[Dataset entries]
--- start ---

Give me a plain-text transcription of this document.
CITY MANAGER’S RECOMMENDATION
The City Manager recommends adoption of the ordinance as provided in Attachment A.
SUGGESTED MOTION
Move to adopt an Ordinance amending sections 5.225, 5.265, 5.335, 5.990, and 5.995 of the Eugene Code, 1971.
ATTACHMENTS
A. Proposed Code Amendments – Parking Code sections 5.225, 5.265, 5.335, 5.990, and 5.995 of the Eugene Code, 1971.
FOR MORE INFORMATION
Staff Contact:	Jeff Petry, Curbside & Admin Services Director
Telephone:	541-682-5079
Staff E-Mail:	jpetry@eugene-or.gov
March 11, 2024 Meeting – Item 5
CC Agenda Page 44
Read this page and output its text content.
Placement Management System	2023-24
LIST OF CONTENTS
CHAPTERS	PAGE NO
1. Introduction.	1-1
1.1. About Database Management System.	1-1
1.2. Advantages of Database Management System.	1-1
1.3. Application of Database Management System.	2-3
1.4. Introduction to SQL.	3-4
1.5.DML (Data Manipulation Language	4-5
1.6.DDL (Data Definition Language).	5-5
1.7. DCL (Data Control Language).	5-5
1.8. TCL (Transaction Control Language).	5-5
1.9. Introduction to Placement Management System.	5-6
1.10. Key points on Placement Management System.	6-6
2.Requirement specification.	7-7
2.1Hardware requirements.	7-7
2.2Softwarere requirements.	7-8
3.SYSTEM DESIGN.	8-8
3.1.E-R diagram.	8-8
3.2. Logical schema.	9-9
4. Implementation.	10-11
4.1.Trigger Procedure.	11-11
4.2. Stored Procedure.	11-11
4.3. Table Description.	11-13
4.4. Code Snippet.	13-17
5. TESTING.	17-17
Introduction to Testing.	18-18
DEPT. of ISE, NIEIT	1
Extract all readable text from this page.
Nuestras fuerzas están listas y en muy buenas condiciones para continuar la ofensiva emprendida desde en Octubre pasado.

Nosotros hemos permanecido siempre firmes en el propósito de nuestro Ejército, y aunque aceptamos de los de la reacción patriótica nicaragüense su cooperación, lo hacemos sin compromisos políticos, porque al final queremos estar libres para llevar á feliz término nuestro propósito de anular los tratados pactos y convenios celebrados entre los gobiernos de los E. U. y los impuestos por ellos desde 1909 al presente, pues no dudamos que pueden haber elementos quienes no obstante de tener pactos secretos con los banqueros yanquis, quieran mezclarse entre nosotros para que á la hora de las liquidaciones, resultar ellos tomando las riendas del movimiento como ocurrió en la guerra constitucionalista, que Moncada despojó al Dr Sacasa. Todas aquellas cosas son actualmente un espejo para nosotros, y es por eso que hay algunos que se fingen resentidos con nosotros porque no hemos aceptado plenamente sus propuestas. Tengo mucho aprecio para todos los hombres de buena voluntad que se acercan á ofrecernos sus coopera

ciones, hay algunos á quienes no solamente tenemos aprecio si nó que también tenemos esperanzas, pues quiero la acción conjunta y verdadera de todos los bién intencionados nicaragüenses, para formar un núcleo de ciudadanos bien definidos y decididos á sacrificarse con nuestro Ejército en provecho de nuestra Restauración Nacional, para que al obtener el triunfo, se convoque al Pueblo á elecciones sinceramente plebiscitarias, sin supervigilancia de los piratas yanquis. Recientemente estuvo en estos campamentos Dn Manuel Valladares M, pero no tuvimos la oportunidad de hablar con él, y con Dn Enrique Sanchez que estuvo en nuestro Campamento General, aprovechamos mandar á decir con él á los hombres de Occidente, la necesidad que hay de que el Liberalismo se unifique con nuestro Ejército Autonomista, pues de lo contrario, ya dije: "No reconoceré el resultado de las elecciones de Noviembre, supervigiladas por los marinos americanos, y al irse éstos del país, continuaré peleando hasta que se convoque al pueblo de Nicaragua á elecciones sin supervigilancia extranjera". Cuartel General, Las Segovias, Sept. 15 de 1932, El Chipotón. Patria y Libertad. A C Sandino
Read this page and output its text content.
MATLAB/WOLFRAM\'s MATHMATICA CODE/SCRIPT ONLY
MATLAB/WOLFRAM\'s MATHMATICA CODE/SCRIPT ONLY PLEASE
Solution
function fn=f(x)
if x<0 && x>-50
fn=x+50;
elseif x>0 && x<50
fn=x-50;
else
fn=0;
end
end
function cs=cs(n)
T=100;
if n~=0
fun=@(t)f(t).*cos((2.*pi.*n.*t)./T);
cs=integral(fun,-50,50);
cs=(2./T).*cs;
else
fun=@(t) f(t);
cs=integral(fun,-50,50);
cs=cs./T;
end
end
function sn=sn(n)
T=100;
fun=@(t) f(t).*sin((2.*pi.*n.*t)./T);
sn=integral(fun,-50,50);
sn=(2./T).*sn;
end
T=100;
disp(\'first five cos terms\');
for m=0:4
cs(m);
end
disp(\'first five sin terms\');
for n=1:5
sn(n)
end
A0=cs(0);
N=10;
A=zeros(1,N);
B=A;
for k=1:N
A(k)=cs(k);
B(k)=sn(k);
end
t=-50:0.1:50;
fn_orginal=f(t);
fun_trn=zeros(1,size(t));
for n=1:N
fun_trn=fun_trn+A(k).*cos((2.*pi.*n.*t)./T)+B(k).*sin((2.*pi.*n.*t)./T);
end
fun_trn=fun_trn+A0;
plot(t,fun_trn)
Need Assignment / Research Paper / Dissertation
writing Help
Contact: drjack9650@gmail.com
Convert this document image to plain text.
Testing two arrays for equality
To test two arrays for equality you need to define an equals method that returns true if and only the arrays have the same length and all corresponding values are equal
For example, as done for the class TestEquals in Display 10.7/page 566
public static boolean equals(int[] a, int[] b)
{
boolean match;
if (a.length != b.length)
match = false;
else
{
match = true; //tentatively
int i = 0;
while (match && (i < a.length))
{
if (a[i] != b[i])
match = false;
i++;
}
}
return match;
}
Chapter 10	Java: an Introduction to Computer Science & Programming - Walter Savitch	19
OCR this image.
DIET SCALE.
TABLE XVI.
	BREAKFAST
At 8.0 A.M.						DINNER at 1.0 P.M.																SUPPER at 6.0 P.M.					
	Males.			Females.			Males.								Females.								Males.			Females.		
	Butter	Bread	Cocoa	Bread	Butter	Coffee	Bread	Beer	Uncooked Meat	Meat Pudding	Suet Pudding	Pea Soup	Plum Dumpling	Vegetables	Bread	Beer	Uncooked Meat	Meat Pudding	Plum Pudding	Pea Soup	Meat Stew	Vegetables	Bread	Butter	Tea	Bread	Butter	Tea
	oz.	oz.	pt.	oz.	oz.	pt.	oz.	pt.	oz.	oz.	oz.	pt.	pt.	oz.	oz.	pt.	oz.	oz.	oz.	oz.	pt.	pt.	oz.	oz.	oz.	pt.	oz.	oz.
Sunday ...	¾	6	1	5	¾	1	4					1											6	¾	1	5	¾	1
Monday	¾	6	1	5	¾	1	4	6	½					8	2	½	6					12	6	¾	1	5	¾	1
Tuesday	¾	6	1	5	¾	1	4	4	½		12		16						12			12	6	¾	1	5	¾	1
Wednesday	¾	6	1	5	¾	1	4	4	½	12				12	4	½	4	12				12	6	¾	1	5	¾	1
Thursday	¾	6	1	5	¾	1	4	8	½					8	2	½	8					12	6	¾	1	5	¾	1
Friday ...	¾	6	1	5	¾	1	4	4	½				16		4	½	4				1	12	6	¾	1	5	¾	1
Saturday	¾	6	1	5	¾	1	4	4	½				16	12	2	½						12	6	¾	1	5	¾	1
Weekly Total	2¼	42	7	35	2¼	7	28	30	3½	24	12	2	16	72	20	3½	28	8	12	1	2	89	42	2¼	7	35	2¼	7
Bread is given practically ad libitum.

--- end ---

◆ **Written problem**
Filter out every line that lacks the word "image", and copy the rest.

◆ **Correct output**
Convert this document image to plain text.
OCR this image.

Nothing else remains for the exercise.